EXERCISE DETAILS: Write out every entry precisely as given, leaving the pictures out.
──────── WORKING DATA ────────
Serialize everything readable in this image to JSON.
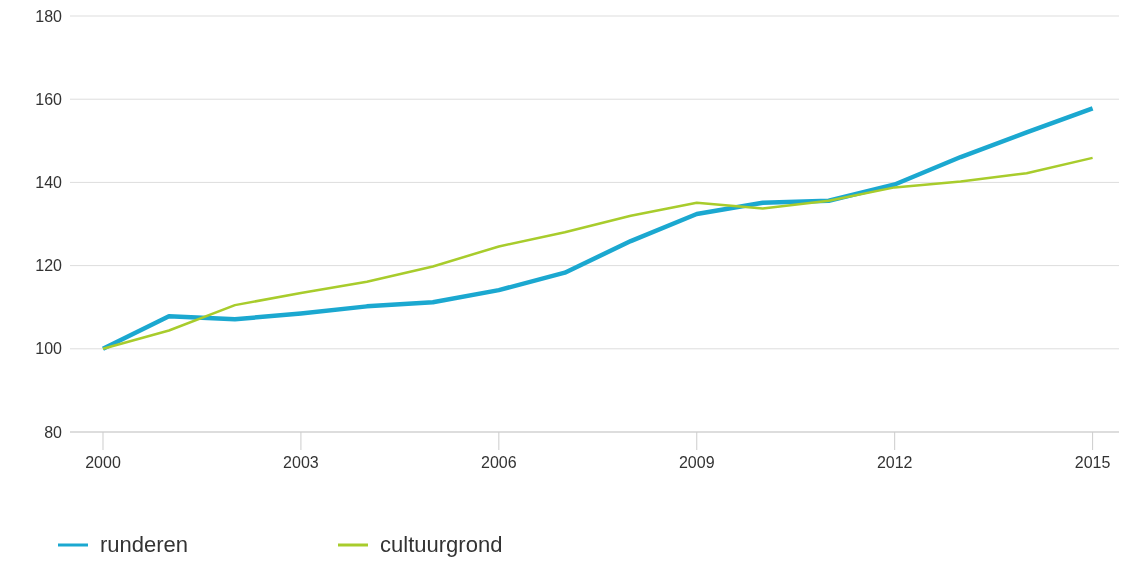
{
  "chart_data": {
    "type": "line",
    "x": [
      2000,
      2001,
      2002,
      2003,
      2004,
      2005,
      2006,
      2007,
      2008,
      2009,
      2010,
      2011,
      2012,
      2013,
      2014,
      2015
    ],
    "series": [
      {
        "name": "runderen",
        "color": "#1ba8d0",
        "values": [
          100,
          107.8,
          107.1,
          108.5,
          110.2,
          111.2,
          114.1,
          118.3,
          125.9,
          132.4,
          135.1,
          135.6,
          139.5,
          146.1,
          152,
          157.8
        ]
      },
      {
        "name": "cultuurgrond",
        "color": "#a8cc2c",
        "values": [
          100,
          104.4,
          110.5,
          113.4,
          116.1,
          119.8,
          124.6,
          128,
          132,
          135.1,
          133.7,
          135.6,
          138.8,
          140.2,
          142.2,
          145.9
        ]
      }
    ],
    "xlim": [
      1999.5,
      2015.4
    ],
    "xticks": [
      2000,
      2003,
      2006,
      2009,
      2012,
      2015
    ],
    "ylim": [
      80,
      180
    ],
    "yticks": [
      80,
      100,
      120,
      140,
      160,
      180
    ],
    "grid": "y",
    "legend": "bottom",
    "marker": "none",
    "line_style": "solid"
  }
}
────────
RESPONSE FOR THIS EXERCISE:
Serialize everything readable in this image to JSON.
{
  "chart_data": {
    "type": "line",
    "x": [
      2000,
      2001,
      2002,
      2003,
      2004,
      2005,
      2006,
      2007,
      2008,
      2009,
      2010,
      2011,
      2012,
      2013,
      2014,
      2015
    ],
    "series": [
      {
        "name": "runderen",
        "color": "#1ba8d0",
        "values": [
          100,
          107.8,
          107.1,
          108.5,
          110.2,
          111.2,
          114.1,
          118.3,
          125.9,
          132.4,
          135.1,
          135.6,
          139.5,
          146.1,
          152,
          157.8
        ]
      },
      {
        "name": "cultuurgrond",
        "color": "#a8cc2c",
        "values": [
          100,
          104.4,
          110.5,
          113.4,
          116.1,
          119.8,
          124.6,
          128,
          132,
          135.1,
          133.7,
          135.6,
          138.8,
          140.2,
          142.2,
          145.9
        ]
      }
    ],
    "xlim": [
      1999.5,
      2015.4
    ],
    "xticks": [
      2000,
      2003,
      2006,
      2009,
      2012,
      2015
    ],
    "ylim": [
      80,
      180
    ],
    "yticks": [
      80,
      100,
      120,
      140,
      160,
      180
    ],
    "grid": "y",
    "legend": "bottom",
    "marker": "none",
    "line_style": "solid"
  }
}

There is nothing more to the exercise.